— begin —

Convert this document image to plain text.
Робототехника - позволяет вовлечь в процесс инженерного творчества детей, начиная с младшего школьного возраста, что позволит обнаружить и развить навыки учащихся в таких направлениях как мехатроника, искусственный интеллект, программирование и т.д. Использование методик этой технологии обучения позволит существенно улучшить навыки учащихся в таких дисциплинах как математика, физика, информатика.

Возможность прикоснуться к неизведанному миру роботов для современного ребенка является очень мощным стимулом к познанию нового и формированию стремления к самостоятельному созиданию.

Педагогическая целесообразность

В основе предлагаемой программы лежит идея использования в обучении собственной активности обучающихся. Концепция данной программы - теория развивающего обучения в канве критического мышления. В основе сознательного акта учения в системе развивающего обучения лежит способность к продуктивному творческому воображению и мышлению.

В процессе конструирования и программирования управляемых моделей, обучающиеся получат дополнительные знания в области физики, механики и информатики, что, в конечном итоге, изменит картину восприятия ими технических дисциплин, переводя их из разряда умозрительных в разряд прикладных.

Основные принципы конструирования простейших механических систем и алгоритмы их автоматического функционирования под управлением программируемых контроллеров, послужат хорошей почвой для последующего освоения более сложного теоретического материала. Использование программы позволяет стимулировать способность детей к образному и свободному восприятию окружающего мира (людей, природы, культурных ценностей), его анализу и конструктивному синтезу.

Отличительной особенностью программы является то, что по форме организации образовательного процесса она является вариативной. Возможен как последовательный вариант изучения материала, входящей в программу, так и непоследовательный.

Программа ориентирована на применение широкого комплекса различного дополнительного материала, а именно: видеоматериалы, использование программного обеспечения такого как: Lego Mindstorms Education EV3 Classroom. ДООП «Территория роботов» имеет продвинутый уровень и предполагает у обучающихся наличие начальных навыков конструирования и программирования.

— end —

* [Aim] Retype the data exactly as given.

* [The solution]
Convert this document image to plain text.
Робототехника - позволяет вовлечь в процесс инженерного творчества детей, начиная с младшего школьного возраста, что позволит обнаружить и развить навыки учащихся в таких направлениях как мехатроника, искусственный интеллект, программирование и т.д. Использование методик этой технологии обучения позволит существенно улучшить навыки учащихся в таких дисциплинах как математика, физика, информатика.

Возможность прикоснуться к неизведанному миру роботов для современного ребенка является очень мощным стимулом к познанию нового и формированию стремления к самостоятельному созиданию.

Педагогическая целесообразность

В основе предлагаемой программы лежит идея использования в обучении собственной активности обучающихся. Концепция данной программы - теория развивающего обучения в канве критического мышления. В основе сознательного акта учения в системе развивающего обучения лежит способность к продуктивному творческому воображению и мышлению.

В процессе конструирования и программирования управляемых моделей, обучающиеся получат дополнительные знания в области физики, механики и информатики, что, в конечном итоге, изменит картину восприятия ими технических дисциплин, переводя их из разряда умозрительных в разряд прикладных.

Основные принципы конструирования простейших механических систем и алгоритмы их автоматического функционирования под управлением программируемых контроллеров, послужат хорошей почвой для последующего освоения более сложного теоретического материала. Использование программы позволяет стимулировать способность детей к образному и свободному восприятию окружающего мира (людей, природы, культурных ценностей), его анализу и конструктивному синтезу.

Отличительной особенностью программы является то, что по форме организации образовательного процесса она является вариативной. Возможен как последовательный вариант изучения материала, входящей в программу, так и непоследовательный.

Программа ориентирована на применение широкого комплекса различного дополнительного материала, а именно: видеоматериалы, использование программного обеспечения такого как: Lego Mindstorms Education EV3 Classroom. ДООП «Территория роботов» имеет продвинутый уровень и предполагает у обучающихся наличие начальных навыков конструирования и программирования.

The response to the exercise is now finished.